* Supplied records
=======
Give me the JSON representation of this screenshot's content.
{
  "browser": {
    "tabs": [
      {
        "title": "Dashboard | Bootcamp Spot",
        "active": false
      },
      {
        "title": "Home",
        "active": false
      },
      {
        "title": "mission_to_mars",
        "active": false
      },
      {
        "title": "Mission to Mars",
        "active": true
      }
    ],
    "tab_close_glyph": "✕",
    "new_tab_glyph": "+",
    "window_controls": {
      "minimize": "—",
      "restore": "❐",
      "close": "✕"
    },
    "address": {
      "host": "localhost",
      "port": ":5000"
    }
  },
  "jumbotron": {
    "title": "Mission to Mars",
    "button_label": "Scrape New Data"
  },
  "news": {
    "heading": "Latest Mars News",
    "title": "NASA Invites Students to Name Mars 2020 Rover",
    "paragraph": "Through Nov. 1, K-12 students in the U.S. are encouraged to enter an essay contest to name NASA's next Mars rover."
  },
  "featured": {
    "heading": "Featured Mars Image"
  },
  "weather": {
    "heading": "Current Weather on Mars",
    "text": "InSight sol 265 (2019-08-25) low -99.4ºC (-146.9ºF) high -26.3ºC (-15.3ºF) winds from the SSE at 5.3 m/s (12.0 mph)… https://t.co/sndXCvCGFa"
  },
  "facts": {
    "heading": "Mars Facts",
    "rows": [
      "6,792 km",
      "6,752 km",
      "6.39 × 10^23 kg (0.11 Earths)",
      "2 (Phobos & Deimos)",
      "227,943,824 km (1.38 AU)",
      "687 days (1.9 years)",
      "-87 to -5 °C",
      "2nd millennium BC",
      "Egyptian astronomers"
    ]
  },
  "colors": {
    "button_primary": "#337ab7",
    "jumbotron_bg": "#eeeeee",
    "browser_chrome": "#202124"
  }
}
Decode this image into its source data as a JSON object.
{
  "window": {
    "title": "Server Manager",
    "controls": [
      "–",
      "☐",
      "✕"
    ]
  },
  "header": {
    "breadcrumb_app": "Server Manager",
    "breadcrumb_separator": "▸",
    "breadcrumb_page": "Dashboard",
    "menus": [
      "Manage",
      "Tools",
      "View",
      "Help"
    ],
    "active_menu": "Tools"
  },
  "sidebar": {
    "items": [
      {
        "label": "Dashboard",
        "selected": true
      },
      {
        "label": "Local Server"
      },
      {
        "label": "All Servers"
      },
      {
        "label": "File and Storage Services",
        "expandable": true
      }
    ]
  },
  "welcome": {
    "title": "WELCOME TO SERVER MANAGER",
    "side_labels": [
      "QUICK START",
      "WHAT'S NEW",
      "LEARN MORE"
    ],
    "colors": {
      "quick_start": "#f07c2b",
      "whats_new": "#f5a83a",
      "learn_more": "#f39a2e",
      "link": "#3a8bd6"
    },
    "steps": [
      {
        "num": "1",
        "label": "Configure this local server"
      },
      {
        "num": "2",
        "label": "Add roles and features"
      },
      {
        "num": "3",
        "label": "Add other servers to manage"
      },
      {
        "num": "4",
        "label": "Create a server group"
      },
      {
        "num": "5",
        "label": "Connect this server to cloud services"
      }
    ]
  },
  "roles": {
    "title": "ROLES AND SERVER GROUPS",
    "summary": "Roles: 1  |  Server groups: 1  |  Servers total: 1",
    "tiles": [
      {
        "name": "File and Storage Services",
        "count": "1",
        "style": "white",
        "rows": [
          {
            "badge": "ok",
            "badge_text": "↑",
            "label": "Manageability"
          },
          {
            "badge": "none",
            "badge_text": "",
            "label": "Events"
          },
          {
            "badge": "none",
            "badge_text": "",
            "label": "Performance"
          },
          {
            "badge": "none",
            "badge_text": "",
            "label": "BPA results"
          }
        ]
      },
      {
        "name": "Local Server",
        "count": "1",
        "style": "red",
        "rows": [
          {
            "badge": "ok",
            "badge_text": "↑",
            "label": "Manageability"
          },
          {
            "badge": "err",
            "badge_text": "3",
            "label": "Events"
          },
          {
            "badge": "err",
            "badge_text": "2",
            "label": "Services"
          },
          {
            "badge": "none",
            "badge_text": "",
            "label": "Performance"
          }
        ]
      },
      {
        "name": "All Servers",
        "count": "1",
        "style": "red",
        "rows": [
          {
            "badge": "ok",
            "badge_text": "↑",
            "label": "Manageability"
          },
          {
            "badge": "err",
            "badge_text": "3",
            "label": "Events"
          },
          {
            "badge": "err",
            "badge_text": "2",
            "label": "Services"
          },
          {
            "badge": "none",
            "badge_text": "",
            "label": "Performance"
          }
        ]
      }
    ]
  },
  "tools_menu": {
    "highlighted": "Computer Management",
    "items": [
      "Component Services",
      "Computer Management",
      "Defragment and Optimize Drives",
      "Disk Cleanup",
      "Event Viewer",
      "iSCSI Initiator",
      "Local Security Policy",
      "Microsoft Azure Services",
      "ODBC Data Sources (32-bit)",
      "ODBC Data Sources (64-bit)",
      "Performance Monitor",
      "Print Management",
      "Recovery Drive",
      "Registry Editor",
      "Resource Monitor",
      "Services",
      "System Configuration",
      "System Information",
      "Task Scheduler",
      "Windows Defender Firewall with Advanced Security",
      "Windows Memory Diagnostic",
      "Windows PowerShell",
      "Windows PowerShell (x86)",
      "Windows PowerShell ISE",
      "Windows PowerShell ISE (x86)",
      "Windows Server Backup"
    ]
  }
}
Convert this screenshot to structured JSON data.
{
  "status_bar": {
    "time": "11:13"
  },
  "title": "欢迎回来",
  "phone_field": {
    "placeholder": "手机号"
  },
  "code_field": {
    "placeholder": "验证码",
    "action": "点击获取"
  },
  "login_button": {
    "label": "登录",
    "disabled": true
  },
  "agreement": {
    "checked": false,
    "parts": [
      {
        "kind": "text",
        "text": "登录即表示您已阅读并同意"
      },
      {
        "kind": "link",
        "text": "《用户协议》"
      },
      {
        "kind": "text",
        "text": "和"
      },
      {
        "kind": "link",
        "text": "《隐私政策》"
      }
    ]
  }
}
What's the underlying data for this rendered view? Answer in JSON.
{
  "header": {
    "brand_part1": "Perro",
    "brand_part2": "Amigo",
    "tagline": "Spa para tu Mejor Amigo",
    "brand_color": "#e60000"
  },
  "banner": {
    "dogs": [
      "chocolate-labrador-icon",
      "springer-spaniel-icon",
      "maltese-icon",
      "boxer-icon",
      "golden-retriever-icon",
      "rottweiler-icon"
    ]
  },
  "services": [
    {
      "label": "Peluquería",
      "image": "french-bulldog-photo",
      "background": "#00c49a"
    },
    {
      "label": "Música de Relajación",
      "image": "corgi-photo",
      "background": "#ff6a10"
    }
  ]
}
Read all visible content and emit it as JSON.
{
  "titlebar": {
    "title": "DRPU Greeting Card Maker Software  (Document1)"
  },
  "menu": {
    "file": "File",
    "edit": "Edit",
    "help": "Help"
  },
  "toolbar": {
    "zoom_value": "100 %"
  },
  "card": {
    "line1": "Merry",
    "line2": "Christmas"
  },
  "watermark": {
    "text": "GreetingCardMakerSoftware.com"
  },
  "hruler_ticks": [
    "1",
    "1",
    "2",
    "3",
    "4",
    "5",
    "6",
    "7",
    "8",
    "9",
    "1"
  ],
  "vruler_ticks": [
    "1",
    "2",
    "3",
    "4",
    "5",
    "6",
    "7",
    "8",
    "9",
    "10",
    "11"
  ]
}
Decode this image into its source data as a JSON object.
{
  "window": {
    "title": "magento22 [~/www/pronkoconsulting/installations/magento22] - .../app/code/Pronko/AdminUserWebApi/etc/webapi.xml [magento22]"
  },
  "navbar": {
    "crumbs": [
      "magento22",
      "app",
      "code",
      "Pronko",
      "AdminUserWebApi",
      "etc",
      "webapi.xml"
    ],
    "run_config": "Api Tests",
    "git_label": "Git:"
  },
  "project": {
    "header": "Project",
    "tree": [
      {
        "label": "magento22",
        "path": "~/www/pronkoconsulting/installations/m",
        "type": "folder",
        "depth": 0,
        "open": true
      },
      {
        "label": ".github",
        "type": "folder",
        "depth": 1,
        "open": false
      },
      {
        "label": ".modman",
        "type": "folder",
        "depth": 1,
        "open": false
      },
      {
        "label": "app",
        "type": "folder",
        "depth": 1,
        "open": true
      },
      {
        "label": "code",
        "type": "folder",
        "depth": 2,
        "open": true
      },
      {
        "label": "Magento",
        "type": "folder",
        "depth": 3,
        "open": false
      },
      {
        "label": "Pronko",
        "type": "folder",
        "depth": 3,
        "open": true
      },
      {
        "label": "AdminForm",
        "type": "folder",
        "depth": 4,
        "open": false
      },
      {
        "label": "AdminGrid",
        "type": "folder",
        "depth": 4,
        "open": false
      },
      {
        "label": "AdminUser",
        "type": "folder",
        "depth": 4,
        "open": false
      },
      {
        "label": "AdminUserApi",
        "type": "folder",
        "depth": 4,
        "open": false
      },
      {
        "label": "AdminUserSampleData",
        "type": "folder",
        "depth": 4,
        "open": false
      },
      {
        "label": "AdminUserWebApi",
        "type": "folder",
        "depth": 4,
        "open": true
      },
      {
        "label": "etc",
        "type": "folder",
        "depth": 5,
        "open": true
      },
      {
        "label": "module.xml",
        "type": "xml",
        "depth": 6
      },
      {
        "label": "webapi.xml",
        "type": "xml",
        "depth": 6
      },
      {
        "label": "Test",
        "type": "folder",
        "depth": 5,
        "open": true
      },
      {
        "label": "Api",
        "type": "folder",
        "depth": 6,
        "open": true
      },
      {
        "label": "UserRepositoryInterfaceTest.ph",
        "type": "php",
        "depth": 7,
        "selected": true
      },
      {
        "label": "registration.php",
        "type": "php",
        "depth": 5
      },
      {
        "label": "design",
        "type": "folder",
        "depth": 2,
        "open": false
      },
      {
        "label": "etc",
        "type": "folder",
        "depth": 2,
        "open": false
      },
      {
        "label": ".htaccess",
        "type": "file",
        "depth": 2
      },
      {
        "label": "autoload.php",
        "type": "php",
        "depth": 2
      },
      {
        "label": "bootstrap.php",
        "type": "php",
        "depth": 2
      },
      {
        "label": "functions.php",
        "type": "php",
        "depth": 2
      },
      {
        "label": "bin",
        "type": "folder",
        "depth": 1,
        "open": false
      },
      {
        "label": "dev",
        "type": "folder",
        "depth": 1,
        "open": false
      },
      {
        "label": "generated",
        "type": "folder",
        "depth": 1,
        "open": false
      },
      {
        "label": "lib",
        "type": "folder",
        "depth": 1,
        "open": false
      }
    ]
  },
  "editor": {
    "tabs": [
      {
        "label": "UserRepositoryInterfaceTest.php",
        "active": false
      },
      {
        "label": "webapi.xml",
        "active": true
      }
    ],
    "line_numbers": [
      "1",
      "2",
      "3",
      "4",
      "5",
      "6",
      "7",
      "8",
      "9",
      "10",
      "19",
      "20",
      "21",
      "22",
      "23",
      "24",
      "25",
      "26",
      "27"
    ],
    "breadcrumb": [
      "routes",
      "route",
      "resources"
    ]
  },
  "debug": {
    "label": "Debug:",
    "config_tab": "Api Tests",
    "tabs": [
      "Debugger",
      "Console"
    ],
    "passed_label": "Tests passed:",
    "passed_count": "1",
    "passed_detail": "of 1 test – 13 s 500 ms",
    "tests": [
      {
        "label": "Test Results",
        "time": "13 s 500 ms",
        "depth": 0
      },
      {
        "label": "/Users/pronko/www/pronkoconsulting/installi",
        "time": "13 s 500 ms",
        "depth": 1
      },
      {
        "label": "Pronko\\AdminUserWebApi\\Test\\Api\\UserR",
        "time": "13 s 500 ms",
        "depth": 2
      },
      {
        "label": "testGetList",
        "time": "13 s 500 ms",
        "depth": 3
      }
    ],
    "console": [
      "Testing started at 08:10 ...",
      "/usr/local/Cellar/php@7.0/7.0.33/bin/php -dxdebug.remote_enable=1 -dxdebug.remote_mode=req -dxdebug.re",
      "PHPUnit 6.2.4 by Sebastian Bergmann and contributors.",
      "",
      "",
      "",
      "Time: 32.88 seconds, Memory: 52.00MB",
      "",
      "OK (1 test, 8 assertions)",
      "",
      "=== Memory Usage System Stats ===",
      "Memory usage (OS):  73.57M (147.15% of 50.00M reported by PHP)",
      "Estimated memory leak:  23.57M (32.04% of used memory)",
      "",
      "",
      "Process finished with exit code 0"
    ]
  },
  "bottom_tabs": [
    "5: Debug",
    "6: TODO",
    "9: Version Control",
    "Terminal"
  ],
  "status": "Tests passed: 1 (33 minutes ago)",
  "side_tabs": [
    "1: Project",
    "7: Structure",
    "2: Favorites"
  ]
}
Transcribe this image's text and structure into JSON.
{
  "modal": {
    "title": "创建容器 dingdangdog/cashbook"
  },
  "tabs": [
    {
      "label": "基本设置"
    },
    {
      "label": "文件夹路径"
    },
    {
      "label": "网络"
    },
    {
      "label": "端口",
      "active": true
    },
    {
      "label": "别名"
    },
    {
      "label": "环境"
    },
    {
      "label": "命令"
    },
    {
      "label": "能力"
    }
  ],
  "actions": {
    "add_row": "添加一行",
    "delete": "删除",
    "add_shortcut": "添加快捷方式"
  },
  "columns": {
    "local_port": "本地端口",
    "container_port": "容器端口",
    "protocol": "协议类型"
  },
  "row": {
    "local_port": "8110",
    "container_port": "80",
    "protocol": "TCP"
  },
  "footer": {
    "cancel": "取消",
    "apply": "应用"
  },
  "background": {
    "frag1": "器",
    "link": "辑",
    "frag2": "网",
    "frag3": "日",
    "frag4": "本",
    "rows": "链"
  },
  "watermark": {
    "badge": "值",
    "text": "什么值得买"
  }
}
=======
* Goal of the exercise
Extract all lines of the records above that include "Dashboard".

* Expected answer
        "title": "Dashboard | Bootcamp Spot",
    "breadcrumb_page": "Dashboard",
        "label": "Dashboard",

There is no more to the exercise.